*PASSAGE FOURNI:*
⟨

En octobre 2012, dans un quartier dit « sensible » de Grenoble et pour un motif apparemment futile – certains parlent d’un simple regard –, Kevin, étudiant, et Sofiane, éducateur, tous deux âgés de 21 ans, furent lynchés par une quinzaine de jeunes munis de manches de pioche, de marteaux et de couteaux. François Hollande s’était immédiatement rendu sur place, et la police avait vite arrêté une dizaine de jeunes adultes âgés de 18 à 21 ans .
«Qui est responsable et pourquoi est-il mort ?» se demandait naguère Graeme Allwright, à propos du décès dramatique et navrant de Davey Brown, boxeur afro-américain, sur un ring. Qui donc avait porté le «premier coup mortel» au pugiliste ? Et le poète néo-zélandais anticonformiste de passer en revue la chaîne des parties prenantes à un combat de boxe qui se défilent honteusement, la queue entre les jambes. La même interrogation exigeante et l’extension analytique qu’elle contient vaut pour Kevin et Sofiane, les deux jeunes trucidés à Grenoble. Faire ainsi écho de loin au débonnaire Graeme Allwright revient en somme à s’interroger sur les facteurs et les déterminants de cet acte furieusement anomique. La mort donnée pour un regard de travers. Autant dire, pour moins qu’une broutille. Pour absolument que dalle. On se croirait dans un très mauvais rêve, et pourtant c’est arrivé en vrai, un sale jour de l’automne 2012, en terre iséroise de France battant pavillon de crise économique sévère.

⟩

Selon le passage fourni, quel âge avaient Kevin et Sofiane ? Répondez en une phrase, s'il vous plaît.

*Relevés de position des éléments:*
⟨

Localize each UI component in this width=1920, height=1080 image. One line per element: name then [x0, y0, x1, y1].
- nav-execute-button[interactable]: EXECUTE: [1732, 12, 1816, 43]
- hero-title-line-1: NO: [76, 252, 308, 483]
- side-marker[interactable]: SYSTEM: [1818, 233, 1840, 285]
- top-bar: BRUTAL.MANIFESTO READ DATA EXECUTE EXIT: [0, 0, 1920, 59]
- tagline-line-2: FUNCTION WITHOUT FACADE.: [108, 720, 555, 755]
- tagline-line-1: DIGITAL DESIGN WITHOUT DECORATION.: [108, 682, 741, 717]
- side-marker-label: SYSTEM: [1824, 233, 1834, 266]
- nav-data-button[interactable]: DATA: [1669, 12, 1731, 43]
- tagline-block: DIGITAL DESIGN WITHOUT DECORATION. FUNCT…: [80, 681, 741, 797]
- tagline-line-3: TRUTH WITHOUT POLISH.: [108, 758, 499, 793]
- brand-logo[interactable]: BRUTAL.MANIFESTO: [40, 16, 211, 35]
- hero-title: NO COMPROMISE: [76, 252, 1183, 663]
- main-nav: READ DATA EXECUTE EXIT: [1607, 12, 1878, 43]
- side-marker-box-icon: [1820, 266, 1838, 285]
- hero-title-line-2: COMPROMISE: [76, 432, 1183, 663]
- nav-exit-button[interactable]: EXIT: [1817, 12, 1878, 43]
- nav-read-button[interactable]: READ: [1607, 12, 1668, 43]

⟩

*RÉSULTAT OBTENU:* Kevin et Sofiane avaient tous deux 21 ans.